-- Your task --
Go through the listing below and gather every line with the word "Edycja".

'''

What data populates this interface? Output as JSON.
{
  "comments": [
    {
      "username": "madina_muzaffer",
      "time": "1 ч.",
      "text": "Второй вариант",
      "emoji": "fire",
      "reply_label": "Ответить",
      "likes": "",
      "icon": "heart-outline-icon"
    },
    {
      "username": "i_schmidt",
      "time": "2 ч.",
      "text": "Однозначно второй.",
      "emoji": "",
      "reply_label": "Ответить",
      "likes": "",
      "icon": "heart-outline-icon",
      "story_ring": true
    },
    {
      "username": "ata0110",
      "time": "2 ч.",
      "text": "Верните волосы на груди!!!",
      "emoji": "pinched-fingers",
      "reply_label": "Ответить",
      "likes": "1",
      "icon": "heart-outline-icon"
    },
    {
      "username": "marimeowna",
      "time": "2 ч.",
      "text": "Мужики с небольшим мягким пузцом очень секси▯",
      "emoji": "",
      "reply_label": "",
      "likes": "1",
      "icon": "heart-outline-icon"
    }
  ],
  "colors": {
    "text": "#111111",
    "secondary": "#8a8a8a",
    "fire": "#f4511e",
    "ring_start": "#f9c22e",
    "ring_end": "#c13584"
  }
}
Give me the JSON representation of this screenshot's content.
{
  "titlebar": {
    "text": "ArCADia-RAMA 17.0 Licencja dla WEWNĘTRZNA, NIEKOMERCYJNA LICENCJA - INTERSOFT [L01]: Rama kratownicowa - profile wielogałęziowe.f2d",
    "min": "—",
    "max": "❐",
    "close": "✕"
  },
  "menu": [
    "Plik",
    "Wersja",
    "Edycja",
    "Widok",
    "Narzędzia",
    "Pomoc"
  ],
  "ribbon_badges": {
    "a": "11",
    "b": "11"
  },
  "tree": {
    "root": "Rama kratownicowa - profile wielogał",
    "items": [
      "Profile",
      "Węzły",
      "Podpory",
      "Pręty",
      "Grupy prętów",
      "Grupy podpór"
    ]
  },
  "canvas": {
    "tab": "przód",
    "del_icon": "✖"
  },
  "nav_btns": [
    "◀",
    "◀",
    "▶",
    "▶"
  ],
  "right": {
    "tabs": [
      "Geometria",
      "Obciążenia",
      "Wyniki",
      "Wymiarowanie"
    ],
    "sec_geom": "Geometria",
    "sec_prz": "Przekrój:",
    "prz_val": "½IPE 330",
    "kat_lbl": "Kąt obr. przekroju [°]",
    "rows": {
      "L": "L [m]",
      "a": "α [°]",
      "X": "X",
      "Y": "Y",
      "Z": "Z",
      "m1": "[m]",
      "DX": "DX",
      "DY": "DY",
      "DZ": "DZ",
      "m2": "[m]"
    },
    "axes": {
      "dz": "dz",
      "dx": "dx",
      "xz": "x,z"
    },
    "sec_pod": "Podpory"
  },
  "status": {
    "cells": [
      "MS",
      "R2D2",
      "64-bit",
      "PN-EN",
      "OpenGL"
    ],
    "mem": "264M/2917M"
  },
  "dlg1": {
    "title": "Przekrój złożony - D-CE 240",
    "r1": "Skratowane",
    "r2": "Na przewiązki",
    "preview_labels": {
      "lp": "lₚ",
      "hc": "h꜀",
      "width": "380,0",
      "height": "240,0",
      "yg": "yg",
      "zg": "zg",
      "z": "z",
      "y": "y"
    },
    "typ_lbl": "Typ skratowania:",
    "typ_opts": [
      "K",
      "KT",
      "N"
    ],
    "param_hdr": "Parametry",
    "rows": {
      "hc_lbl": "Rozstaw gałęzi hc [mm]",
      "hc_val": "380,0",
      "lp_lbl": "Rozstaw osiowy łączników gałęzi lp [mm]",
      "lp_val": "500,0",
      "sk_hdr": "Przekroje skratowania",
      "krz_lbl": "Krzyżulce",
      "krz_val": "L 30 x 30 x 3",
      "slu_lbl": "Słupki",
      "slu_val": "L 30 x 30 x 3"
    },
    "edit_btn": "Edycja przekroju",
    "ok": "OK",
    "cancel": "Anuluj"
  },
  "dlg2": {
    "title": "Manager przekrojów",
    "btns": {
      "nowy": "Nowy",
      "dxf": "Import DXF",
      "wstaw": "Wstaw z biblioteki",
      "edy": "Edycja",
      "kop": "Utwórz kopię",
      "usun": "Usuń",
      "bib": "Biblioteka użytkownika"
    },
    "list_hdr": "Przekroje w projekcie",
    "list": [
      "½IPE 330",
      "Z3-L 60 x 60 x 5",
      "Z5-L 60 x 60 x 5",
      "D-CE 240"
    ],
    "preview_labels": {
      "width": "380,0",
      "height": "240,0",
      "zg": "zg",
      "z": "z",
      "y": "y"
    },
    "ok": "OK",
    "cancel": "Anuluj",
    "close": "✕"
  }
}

'''

-- Answer to this exercise --
    "Edycja",
    "edit_btn": "Edycja przekroju",
      "edy": "Edycja",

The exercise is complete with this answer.